* _GIVEN PROBLEM_
Quote the lines from the one containing "Where is each" up to and including the one containing "What elements are", leaving out the pictures.

>> Start EXCERPTED RECORDS

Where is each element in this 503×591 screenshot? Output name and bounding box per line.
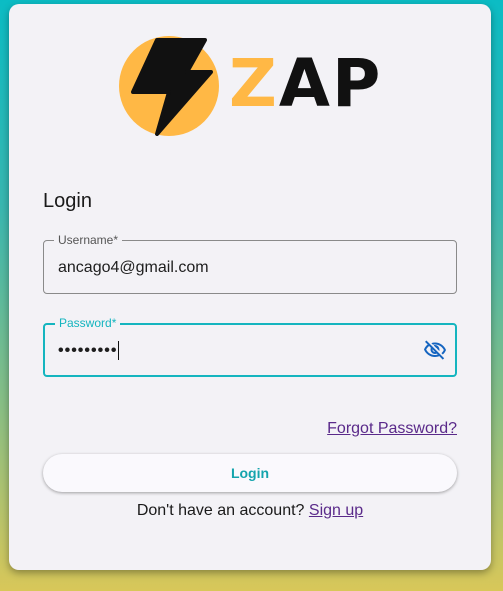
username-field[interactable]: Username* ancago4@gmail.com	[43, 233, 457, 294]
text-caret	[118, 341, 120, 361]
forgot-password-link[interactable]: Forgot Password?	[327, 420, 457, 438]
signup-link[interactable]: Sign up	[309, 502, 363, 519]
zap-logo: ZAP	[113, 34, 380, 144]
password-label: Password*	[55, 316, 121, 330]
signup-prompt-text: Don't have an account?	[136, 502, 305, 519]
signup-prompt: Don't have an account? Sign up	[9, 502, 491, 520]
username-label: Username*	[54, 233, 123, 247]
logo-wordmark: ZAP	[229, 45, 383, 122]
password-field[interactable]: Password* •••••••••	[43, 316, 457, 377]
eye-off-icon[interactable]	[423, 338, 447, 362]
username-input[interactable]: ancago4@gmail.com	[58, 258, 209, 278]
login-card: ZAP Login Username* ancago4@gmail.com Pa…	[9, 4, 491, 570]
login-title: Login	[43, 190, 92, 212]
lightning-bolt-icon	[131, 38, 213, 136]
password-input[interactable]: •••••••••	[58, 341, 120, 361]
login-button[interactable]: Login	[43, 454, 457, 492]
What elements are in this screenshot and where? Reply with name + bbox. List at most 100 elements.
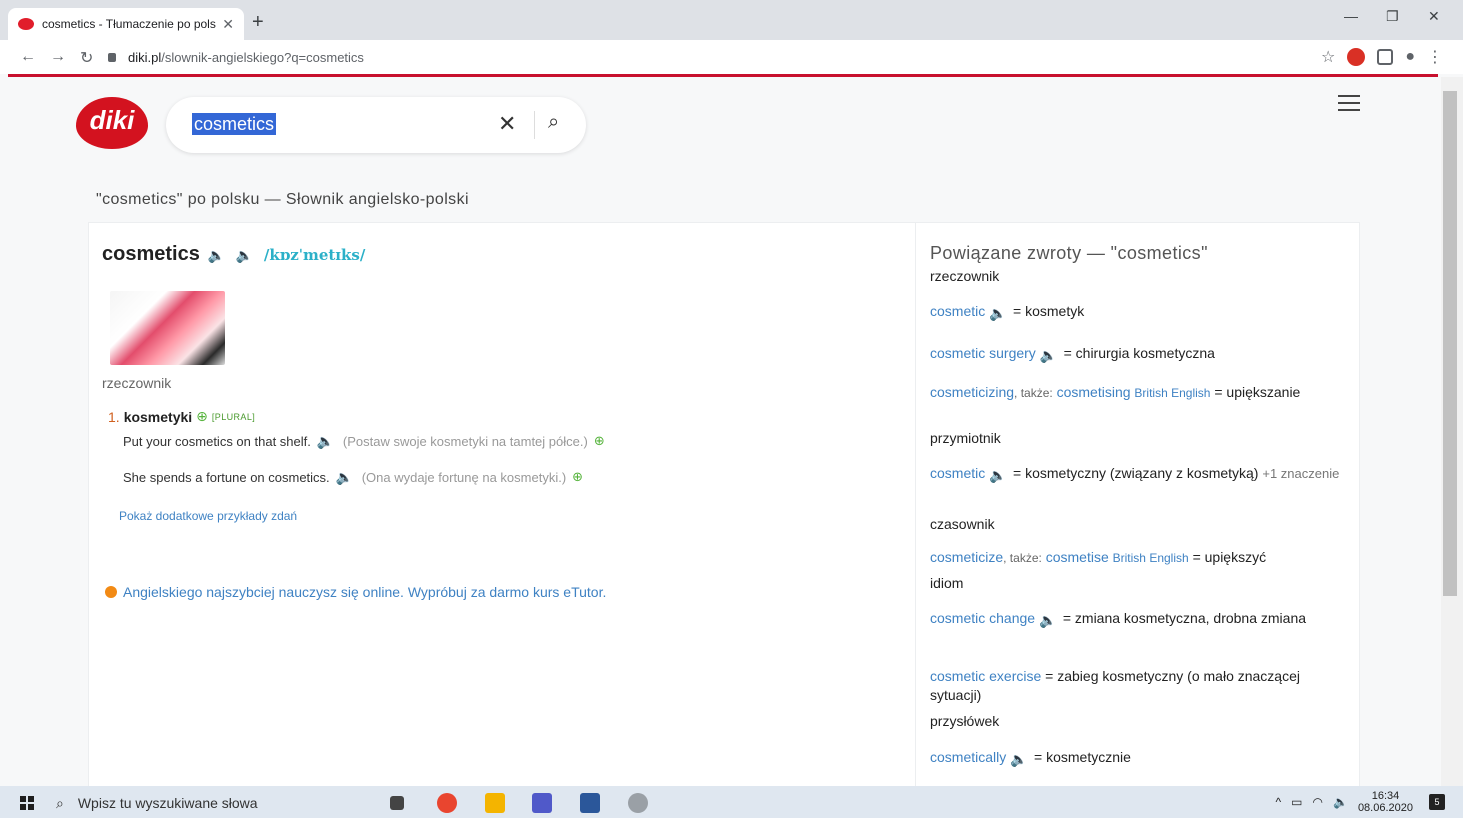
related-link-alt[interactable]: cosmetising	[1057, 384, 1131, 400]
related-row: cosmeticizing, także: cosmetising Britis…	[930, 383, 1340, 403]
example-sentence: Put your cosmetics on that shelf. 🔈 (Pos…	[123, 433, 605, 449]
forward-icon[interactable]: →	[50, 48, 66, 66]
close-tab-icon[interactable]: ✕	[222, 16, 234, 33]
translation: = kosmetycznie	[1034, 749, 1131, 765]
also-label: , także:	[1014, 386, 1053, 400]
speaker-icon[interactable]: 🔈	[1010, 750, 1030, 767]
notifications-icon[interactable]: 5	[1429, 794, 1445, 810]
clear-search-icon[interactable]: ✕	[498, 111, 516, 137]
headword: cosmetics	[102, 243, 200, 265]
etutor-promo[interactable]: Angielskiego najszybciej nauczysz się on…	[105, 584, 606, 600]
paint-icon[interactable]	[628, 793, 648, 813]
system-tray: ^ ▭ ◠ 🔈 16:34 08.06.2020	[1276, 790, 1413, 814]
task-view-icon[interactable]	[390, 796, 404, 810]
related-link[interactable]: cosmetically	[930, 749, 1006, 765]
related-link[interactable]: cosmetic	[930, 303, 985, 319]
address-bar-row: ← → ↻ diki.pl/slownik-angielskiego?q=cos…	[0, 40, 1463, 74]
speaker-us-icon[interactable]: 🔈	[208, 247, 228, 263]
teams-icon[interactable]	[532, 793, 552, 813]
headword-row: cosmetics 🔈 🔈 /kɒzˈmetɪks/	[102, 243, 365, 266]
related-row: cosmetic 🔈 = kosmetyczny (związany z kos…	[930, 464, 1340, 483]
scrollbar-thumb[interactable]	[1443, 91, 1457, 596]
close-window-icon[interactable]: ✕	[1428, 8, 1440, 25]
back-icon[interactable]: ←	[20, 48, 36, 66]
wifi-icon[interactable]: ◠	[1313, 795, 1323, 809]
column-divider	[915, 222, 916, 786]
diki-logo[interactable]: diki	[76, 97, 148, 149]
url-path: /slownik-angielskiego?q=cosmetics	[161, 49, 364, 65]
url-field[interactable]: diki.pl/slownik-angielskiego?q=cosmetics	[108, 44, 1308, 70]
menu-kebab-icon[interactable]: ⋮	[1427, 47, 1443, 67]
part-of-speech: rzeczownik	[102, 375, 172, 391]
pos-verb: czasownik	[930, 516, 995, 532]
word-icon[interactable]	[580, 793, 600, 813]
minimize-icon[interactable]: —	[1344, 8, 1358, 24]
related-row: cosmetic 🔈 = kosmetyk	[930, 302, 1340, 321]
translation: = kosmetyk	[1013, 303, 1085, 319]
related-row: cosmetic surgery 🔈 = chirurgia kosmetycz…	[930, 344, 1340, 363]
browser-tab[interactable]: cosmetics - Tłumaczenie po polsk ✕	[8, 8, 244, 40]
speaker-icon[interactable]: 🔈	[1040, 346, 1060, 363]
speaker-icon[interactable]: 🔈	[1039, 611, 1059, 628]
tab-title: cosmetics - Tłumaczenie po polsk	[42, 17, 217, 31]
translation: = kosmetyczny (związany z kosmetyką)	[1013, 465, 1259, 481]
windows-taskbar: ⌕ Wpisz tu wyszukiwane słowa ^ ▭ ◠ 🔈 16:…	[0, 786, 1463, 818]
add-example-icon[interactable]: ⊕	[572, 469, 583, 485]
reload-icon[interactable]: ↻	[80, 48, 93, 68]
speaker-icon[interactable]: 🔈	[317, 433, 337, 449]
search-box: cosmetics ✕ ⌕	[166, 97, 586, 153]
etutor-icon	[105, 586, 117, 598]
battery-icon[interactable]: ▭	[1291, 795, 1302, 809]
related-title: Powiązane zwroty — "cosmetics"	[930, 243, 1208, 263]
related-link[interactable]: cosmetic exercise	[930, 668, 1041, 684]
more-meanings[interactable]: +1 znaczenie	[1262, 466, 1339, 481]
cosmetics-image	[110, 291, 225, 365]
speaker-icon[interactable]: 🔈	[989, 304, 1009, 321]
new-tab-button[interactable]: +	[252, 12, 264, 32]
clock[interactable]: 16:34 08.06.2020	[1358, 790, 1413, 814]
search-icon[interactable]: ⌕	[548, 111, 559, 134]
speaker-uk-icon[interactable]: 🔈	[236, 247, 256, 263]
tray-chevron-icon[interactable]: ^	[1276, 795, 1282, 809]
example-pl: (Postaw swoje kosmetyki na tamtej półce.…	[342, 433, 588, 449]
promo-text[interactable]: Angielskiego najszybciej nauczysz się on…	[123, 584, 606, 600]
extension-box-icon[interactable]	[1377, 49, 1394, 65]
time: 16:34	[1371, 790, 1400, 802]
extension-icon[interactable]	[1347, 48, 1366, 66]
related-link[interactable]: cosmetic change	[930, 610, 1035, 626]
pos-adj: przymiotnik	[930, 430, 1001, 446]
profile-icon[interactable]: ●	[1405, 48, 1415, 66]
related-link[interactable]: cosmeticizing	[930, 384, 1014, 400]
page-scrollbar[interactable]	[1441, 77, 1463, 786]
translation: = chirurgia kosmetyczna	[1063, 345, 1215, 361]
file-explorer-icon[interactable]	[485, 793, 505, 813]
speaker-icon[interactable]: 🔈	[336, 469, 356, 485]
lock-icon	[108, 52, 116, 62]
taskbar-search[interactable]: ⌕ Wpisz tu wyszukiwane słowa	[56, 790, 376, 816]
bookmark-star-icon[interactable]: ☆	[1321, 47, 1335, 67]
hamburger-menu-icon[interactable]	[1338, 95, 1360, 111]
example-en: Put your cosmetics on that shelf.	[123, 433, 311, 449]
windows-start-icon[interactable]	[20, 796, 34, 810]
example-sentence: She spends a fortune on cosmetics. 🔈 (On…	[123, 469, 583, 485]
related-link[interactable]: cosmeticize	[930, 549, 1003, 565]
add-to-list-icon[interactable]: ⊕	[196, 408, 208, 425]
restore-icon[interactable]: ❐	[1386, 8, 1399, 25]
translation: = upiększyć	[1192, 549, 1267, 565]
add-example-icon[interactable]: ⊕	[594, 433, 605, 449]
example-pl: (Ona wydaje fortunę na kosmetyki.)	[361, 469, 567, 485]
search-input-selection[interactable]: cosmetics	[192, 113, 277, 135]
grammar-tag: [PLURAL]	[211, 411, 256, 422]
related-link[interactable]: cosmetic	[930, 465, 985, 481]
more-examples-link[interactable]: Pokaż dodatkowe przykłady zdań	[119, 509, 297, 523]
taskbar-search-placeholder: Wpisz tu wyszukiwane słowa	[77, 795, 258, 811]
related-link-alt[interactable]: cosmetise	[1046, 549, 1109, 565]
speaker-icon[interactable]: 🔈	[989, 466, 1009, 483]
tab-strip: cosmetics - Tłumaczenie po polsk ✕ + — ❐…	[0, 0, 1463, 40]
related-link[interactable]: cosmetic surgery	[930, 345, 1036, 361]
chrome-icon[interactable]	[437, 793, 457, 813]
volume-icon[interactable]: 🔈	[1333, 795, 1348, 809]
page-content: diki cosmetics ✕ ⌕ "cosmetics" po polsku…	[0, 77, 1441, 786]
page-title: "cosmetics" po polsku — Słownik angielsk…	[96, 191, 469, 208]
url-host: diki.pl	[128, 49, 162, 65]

>> End EXCERPTED RECORDS
>> Start EXCERPTED RECORDS

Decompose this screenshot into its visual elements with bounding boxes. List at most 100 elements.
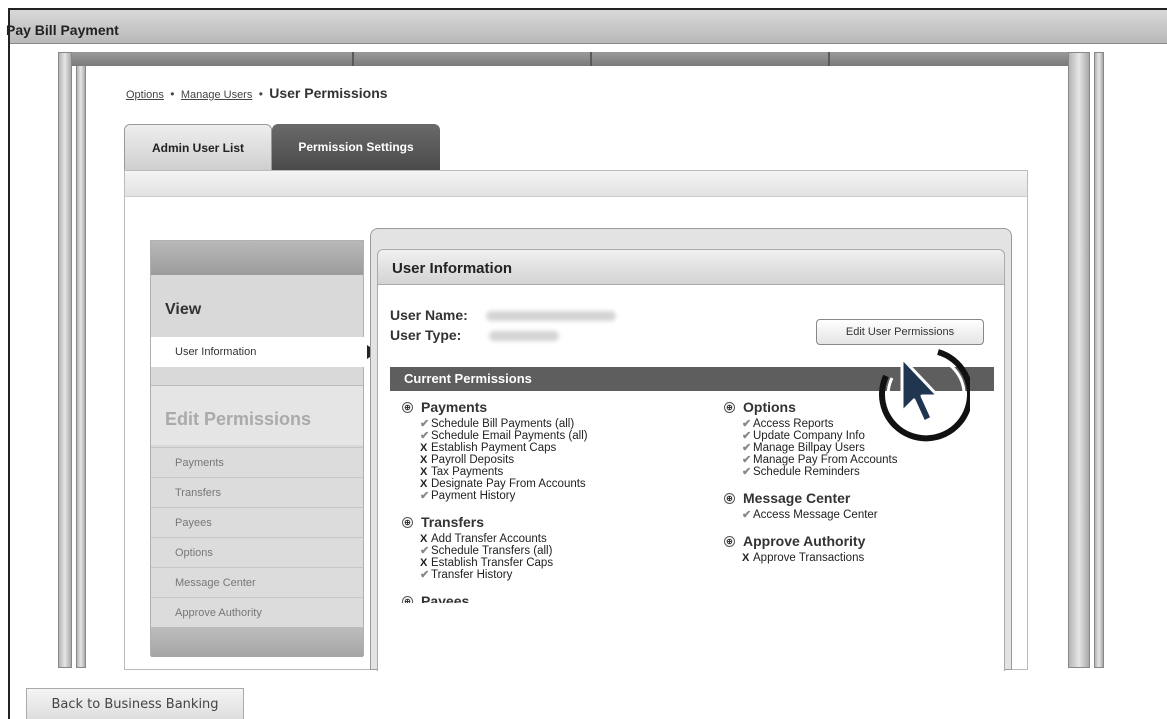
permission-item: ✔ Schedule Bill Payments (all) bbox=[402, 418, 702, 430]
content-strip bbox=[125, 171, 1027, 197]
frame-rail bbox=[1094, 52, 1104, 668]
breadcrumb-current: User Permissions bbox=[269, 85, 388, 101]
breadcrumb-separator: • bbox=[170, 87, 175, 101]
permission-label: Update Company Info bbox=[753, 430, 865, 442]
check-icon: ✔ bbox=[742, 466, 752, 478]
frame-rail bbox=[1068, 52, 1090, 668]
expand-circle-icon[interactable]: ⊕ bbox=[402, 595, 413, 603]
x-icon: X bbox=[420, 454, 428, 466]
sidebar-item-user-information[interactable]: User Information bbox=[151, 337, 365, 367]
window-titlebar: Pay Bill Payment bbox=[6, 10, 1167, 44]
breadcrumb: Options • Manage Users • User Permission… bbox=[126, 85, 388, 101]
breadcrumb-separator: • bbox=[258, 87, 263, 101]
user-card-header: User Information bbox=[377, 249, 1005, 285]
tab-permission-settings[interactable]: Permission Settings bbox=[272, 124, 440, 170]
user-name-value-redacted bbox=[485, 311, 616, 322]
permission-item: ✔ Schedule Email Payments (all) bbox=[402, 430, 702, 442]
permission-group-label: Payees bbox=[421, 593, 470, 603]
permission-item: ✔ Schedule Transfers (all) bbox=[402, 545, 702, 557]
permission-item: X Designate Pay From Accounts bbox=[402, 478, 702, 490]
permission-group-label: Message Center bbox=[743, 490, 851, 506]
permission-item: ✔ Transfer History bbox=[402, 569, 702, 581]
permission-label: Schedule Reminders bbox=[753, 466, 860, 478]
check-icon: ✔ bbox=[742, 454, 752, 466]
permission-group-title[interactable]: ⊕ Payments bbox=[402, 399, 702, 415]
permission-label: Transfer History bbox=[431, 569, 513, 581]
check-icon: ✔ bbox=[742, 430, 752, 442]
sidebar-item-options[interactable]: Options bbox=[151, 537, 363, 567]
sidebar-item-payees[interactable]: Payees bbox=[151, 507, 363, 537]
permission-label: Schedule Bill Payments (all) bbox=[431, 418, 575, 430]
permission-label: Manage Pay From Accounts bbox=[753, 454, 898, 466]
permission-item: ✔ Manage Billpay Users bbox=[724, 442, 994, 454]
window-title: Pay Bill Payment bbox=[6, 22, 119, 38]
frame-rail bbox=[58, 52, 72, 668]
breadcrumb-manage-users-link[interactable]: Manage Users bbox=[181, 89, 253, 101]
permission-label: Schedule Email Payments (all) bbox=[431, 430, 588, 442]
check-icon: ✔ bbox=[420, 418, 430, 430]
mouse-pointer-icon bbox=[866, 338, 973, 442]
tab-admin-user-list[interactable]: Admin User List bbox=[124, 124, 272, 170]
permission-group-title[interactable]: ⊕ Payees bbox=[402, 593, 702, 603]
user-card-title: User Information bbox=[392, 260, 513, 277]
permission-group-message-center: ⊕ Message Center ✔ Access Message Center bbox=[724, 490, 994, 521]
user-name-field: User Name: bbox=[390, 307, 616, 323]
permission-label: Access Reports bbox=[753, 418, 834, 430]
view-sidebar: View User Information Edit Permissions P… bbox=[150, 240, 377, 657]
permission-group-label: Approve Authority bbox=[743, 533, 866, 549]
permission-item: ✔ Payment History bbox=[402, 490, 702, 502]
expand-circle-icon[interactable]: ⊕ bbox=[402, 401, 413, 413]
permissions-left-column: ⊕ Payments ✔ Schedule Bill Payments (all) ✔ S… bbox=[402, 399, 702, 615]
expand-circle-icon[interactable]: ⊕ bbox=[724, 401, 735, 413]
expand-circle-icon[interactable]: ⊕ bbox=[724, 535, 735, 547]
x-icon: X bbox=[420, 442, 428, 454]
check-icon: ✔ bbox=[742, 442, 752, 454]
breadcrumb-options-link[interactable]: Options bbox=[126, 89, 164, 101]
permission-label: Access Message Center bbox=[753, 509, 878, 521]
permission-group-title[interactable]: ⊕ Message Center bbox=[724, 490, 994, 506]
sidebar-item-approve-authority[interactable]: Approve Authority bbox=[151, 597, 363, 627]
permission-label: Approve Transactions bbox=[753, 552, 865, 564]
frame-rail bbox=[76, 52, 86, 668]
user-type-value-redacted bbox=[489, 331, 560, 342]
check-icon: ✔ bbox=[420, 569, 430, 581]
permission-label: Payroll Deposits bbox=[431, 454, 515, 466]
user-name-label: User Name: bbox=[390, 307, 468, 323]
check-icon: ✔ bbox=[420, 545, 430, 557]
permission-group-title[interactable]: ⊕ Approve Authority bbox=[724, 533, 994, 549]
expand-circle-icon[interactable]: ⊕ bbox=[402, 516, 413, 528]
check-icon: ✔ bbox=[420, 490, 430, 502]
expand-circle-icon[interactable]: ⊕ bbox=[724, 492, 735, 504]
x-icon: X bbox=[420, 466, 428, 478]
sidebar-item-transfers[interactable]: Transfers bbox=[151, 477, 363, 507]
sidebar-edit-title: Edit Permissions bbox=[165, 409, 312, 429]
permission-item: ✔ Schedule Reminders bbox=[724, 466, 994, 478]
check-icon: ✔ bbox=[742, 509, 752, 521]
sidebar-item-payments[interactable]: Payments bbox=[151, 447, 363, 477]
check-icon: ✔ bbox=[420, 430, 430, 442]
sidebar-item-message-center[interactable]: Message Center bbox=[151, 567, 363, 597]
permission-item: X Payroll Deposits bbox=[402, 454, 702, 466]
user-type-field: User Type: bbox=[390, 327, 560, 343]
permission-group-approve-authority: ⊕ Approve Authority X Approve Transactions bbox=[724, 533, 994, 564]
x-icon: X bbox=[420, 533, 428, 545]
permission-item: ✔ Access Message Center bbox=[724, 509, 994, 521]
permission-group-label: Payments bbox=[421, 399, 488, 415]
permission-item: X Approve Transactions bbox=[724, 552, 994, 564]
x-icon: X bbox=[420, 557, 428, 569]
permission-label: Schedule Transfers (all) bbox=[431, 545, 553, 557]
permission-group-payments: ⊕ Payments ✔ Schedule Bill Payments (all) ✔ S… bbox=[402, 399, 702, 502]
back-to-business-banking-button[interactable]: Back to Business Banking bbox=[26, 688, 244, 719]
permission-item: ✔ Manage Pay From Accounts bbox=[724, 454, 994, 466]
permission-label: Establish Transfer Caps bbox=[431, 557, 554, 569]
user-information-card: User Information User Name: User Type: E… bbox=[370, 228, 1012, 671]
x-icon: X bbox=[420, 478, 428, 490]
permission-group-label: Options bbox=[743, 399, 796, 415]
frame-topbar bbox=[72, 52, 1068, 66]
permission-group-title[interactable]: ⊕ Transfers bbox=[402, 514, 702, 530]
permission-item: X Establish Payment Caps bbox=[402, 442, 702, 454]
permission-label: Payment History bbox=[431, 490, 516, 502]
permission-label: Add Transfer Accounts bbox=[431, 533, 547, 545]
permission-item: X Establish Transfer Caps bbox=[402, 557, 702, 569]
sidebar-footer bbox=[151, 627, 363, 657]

>> End EXCERPTED RECORDS

* _RESULT OF THIS TASK_
Where is each element in this 503×591 screenshot? Output name and bounding box per line.
username-field[interactable]: Username* ancago4@gmail.com	[43, 233, 457, 294]
text-caret	[118, 341, 120, 361]
forgot-password-link[interactable]: Forgot Password?	[327, 420, 457, 438]
signup-link[interactable]: Sign up	[309, 502, 363, 519]
zap-logo: ZAP	[113, 34, 380, 144]
password-label: Password*	[55, 316, 121, 330]
signup-prompt-text: Don't have an account?	[136, 502, 305, 519]
signup-prompt: Don't have an account? Sign up	[9, 502, 491, 520]
username-label: Username*	[54, 233, 123, 247]
logo-wordmark: ZAP	[229, 45, 383, 122]
password-field[interactable]: Password* •••••••••	[43, 316, 457, 377]
eye-off-icon[interactable]	[423, 338, 447, 362]
username-input[interactable]: ancago4@gmail.com	[58, 258, 209, 278]
login-card: ZAP Login Username* ancago4@gmail.com Pa…	[9, 4, 491, 570]
login-title: Login	[43, 190, 92, 212]
lightning-bolt-icon	[131, 38, 213, 136]
password-input[interactable]: •••••••••	[58, 341, 120, 361]
login-button[interactable]: Login	[43, 454, 457, 492]
What elements are in this screenshot and where? Reply with name + bbox. List at most 100 elements.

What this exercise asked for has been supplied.